Instructions for the task:
Take each line that has the word "note" and return it.

___

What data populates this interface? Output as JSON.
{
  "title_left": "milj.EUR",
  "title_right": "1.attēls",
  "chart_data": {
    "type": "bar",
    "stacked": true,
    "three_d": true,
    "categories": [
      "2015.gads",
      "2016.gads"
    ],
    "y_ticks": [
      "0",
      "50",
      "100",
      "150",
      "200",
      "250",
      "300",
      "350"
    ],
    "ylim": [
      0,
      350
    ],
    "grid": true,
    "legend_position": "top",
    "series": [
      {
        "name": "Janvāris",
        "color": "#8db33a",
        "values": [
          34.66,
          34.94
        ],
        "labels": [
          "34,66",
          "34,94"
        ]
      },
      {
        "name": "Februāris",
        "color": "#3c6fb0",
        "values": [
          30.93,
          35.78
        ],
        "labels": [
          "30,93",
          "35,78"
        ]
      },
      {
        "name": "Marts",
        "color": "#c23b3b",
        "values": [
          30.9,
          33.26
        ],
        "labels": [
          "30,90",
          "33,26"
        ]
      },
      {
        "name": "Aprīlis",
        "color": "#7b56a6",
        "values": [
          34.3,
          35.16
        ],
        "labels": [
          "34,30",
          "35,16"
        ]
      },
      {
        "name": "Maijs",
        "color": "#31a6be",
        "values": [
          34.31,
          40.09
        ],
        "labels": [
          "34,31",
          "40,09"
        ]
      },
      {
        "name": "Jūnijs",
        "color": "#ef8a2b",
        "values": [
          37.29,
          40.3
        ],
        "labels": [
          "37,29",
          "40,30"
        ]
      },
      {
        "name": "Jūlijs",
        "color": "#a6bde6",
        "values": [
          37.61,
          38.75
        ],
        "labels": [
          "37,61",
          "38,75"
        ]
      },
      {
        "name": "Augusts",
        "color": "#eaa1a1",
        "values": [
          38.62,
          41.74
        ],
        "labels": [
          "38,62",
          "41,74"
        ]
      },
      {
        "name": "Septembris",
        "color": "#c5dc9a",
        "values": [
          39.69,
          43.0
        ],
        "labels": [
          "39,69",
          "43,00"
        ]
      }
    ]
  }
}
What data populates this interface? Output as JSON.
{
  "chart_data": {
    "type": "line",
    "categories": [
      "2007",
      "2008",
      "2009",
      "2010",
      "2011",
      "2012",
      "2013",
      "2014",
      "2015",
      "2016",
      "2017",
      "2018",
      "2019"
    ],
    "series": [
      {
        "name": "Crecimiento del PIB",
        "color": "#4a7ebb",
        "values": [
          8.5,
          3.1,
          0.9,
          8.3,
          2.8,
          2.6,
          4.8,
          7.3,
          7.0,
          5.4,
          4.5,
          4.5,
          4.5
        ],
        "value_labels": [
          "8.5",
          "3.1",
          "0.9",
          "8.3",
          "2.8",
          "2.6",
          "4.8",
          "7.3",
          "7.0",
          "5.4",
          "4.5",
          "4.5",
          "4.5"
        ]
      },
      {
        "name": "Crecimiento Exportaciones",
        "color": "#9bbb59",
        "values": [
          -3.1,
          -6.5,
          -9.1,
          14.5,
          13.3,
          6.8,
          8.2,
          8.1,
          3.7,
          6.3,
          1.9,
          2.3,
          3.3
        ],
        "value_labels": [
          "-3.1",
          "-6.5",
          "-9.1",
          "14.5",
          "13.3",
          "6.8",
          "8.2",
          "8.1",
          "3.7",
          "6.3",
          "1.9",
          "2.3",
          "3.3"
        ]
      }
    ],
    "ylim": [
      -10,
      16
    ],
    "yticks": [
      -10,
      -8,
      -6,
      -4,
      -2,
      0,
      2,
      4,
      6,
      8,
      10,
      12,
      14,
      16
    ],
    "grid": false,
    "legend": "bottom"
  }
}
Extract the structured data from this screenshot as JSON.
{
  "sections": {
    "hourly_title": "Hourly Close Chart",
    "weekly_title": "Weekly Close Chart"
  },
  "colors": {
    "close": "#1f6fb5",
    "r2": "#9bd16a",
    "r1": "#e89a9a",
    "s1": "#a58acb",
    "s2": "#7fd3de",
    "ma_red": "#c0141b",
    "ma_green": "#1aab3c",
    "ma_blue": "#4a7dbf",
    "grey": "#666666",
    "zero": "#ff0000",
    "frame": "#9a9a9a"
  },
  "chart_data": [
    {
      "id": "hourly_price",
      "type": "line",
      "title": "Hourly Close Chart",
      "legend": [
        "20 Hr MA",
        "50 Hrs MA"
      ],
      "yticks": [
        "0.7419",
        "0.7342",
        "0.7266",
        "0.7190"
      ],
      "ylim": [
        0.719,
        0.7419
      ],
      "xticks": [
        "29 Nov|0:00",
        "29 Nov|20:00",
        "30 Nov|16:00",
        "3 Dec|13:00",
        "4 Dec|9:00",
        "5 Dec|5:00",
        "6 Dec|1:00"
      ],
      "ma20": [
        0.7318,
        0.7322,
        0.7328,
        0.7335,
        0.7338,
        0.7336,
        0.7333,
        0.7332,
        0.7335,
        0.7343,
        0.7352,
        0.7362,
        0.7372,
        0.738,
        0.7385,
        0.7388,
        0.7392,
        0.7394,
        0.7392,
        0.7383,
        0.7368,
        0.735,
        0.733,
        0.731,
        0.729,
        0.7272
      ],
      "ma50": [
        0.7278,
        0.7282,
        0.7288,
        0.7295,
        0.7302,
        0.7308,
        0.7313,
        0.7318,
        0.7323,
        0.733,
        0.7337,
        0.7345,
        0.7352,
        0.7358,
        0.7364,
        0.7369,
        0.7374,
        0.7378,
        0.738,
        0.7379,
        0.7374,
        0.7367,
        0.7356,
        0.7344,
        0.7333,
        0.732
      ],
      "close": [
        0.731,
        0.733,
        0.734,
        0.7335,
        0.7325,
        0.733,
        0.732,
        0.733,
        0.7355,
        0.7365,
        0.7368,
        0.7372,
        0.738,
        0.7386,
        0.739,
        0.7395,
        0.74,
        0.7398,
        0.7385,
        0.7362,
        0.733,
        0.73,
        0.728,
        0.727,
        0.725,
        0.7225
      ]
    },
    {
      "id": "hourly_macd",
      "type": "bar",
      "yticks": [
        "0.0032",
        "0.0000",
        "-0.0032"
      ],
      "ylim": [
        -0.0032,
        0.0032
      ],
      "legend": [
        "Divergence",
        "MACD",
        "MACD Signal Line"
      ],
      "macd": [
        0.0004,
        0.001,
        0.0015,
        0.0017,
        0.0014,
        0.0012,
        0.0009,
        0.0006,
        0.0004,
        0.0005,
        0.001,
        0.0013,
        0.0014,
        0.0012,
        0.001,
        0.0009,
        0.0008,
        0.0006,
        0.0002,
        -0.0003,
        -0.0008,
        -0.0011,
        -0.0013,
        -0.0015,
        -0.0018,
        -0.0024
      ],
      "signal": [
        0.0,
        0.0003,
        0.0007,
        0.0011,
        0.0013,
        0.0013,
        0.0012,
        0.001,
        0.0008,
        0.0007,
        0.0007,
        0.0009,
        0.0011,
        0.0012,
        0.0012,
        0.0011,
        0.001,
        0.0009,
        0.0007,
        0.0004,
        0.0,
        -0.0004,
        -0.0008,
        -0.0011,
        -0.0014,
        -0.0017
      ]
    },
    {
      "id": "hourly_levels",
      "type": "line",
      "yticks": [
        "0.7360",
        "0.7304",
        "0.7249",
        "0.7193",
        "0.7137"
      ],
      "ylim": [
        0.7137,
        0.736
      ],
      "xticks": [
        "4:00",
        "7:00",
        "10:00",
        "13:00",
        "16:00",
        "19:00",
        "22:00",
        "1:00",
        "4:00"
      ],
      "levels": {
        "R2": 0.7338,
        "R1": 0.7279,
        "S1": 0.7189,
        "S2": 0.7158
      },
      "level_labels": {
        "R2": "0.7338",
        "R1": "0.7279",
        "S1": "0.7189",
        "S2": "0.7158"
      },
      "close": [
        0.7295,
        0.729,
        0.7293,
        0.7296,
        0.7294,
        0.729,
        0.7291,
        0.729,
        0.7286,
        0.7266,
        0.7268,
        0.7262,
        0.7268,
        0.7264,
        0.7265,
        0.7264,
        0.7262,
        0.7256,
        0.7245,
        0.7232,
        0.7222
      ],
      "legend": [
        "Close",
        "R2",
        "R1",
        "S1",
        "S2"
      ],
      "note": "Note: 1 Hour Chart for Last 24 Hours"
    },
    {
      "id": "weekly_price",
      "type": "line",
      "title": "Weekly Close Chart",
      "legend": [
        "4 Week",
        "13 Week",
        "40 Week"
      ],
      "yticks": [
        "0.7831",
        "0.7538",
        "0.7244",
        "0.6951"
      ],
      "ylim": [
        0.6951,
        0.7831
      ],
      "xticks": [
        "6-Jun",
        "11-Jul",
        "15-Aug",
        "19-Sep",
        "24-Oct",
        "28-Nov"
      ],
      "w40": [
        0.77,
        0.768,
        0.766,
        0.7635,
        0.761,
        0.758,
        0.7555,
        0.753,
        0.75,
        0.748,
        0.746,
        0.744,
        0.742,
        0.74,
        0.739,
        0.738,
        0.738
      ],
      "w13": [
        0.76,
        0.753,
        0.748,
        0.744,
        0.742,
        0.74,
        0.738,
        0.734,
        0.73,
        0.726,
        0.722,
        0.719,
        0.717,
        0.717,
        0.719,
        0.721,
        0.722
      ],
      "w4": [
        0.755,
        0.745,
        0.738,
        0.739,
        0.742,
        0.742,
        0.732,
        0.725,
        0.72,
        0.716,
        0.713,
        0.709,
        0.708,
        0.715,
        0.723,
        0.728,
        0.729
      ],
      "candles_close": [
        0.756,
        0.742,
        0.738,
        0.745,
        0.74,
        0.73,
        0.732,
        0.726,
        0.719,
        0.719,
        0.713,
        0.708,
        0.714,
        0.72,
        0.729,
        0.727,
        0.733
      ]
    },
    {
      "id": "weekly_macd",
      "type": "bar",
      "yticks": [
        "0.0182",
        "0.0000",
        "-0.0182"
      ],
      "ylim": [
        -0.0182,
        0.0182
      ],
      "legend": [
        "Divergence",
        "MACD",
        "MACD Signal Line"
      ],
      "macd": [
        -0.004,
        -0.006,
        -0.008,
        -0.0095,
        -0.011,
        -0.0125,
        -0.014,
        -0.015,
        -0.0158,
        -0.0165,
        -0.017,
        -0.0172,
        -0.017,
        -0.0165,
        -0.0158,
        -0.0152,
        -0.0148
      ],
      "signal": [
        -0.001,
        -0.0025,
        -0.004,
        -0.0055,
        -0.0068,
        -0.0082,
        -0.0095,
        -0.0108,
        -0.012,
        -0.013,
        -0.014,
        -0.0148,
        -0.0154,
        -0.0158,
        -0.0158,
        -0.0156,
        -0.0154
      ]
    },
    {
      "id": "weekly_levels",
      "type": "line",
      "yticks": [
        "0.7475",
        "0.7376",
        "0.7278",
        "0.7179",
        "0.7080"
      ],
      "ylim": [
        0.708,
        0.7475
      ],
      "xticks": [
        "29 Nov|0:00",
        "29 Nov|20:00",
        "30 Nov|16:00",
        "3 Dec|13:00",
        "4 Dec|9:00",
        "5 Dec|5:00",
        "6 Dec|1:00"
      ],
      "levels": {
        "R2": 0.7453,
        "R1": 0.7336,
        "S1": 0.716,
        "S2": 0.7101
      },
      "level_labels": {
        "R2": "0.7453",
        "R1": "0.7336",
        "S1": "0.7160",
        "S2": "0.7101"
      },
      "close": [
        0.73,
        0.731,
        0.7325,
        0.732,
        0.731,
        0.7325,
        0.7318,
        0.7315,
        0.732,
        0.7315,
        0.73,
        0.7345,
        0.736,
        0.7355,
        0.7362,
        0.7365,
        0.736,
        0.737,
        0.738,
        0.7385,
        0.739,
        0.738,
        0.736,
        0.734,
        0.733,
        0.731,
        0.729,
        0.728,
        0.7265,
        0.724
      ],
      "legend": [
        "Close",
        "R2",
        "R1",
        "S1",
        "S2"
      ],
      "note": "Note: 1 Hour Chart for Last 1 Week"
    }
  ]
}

___

Output for this exercise:
      "note": "Note: 1 Hour Chart for Last 24 Hours"
      "note": "Note: 1 Hour Chart for Last 1 Week"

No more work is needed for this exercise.